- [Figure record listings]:
________________

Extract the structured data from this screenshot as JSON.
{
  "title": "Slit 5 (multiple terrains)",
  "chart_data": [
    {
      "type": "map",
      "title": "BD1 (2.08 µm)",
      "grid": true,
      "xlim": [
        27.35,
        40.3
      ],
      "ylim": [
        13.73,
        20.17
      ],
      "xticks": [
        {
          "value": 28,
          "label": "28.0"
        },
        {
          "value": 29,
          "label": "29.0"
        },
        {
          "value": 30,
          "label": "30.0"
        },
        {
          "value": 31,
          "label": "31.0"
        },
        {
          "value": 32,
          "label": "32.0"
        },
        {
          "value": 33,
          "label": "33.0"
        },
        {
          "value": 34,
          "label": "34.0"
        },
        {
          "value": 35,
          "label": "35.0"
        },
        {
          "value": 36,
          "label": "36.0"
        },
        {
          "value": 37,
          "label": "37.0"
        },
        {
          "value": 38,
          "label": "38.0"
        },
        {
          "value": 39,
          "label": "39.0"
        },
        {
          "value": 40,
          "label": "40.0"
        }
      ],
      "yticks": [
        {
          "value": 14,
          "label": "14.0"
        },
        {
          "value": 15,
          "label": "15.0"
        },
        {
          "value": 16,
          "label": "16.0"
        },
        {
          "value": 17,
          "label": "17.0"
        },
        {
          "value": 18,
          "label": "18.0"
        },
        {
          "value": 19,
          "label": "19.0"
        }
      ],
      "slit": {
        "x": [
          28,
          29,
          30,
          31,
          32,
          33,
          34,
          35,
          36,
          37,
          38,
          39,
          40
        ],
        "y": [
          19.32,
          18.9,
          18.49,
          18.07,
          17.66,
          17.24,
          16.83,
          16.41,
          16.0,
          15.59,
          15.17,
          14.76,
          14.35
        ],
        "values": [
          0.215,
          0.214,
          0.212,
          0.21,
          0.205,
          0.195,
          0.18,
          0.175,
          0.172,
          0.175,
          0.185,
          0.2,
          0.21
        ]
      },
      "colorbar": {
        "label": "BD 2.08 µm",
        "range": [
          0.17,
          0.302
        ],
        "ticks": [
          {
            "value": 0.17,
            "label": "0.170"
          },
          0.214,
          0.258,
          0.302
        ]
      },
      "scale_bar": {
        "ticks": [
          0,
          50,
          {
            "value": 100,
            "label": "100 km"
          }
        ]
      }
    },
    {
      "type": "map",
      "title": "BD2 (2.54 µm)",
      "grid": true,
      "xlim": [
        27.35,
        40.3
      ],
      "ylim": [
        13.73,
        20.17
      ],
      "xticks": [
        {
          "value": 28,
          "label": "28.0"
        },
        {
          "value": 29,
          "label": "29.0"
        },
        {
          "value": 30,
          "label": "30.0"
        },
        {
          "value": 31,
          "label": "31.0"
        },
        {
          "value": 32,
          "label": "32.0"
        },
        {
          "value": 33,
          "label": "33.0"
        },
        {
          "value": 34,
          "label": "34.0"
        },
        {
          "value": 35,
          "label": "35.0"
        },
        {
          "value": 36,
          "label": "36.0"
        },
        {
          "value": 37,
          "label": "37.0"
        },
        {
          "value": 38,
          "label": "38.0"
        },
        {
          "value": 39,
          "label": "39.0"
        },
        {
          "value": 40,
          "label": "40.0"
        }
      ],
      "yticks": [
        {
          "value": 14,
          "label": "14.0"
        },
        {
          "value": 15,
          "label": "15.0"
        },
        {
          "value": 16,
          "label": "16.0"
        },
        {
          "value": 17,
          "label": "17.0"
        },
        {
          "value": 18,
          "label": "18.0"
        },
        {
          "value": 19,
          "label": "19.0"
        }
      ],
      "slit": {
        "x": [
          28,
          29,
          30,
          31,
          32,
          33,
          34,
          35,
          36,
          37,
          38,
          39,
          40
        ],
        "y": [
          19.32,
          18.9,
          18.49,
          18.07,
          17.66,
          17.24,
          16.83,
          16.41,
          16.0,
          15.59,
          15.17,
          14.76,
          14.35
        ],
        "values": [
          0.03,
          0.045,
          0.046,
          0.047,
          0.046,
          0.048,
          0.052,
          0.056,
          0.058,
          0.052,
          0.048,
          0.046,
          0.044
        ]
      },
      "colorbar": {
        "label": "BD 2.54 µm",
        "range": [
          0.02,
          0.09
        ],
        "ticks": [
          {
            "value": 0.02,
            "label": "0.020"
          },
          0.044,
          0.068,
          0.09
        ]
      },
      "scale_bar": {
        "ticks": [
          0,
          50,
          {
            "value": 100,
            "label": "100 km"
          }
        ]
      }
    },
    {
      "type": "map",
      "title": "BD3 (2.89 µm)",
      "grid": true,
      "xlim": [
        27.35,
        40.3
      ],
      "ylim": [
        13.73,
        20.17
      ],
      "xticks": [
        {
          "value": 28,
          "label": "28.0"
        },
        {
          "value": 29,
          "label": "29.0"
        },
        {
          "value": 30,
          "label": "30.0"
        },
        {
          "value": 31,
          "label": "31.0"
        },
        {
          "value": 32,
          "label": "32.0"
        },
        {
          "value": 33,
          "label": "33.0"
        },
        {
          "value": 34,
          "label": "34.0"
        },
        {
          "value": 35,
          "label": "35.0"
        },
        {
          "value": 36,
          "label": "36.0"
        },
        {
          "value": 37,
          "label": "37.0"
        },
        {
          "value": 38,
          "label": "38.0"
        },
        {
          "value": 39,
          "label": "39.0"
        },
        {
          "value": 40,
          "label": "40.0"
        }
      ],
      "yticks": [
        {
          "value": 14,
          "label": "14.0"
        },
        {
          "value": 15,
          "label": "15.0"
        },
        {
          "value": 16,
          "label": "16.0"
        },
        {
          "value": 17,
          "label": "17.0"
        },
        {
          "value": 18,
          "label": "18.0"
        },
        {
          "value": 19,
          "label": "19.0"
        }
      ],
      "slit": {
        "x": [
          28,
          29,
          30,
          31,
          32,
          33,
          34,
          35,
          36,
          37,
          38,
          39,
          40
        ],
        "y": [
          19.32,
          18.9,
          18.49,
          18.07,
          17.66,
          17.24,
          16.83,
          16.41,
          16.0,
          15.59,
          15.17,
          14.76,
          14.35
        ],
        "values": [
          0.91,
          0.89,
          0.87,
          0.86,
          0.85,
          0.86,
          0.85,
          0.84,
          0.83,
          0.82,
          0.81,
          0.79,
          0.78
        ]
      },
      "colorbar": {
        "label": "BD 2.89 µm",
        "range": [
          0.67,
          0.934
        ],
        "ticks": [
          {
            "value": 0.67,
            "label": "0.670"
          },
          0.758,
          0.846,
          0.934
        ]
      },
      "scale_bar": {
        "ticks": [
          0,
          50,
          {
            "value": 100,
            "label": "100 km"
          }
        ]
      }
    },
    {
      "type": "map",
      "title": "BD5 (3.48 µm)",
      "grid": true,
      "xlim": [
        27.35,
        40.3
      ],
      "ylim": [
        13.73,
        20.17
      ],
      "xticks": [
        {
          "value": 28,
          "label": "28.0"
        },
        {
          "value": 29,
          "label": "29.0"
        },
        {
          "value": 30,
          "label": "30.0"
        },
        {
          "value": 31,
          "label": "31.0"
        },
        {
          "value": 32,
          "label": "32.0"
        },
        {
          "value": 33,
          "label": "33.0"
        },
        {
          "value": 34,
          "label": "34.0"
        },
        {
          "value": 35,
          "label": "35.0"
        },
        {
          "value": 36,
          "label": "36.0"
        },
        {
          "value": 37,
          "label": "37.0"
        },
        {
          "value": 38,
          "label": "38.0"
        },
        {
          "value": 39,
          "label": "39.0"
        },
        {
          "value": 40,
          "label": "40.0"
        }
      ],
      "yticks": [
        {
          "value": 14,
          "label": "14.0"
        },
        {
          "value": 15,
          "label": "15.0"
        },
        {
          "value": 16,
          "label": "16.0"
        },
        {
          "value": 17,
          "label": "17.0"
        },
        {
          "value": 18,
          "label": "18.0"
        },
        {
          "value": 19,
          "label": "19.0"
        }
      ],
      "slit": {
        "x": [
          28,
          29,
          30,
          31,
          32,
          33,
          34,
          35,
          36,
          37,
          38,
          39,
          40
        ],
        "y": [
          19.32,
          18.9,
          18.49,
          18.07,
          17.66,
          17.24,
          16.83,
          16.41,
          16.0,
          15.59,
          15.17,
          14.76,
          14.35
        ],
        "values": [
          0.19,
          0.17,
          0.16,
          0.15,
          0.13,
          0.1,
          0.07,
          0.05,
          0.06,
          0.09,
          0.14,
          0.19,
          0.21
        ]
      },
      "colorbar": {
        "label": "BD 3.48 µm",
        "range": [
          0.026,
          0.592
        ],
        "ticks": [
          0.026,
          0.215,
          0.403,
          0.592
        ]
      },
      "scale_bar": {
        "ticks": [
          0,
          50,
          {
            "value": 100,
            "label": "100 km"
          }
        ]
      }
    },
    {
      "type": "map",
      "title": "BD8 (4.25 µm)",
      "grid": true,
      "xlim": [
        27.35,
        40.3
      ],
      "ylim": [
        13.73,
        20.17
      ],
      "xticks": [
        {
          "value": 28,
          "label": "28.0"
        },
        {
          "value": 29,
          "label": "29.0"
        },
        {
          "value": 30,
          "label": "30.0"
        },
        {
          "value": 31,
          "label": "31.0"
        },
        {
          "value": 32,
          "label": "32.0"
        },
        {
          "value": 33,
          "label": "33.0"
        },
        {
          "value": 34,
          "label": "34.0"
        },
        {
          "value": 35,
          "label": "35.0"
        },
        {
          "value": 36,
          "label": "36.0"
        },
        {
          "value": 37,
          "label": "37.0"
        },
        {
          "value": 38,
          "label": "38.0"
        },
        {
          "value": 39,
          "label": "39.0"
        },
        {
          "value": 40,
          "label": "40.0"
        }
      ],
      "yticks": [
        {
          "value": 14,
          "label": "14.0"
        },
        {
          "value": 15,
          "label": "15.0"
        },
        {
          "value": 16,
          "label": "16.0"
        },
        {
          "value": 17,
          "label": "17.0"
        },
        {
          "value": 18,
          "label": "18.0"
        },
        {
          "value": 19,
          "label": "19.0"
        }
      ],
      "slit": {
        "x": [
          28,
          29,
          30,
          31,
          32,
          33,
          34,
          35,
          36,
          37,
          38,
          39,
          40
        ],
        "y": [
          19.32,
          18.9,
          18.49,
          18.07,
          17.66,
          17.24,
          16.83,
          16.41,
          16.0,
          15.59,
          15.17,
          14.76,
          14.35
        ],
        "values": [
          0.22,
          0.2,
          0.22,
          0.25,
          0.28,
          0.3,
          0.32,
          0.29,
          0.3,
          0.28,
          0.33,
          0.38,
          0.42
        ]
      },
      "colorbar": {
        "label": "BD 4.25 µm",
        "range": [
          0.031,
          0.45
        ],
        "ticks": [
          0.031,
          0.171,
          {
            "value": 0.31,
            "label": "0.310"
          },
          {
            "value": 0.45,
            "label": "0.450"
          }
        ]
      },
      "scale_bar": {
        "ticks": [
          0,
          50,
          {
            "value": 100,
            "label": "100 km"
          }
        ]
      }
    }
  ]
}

________________

- [WHAT YOU NEED TO DO]: Output nothing but the number of lines in the data containing the string "title".

- [THE ANSWER]: 6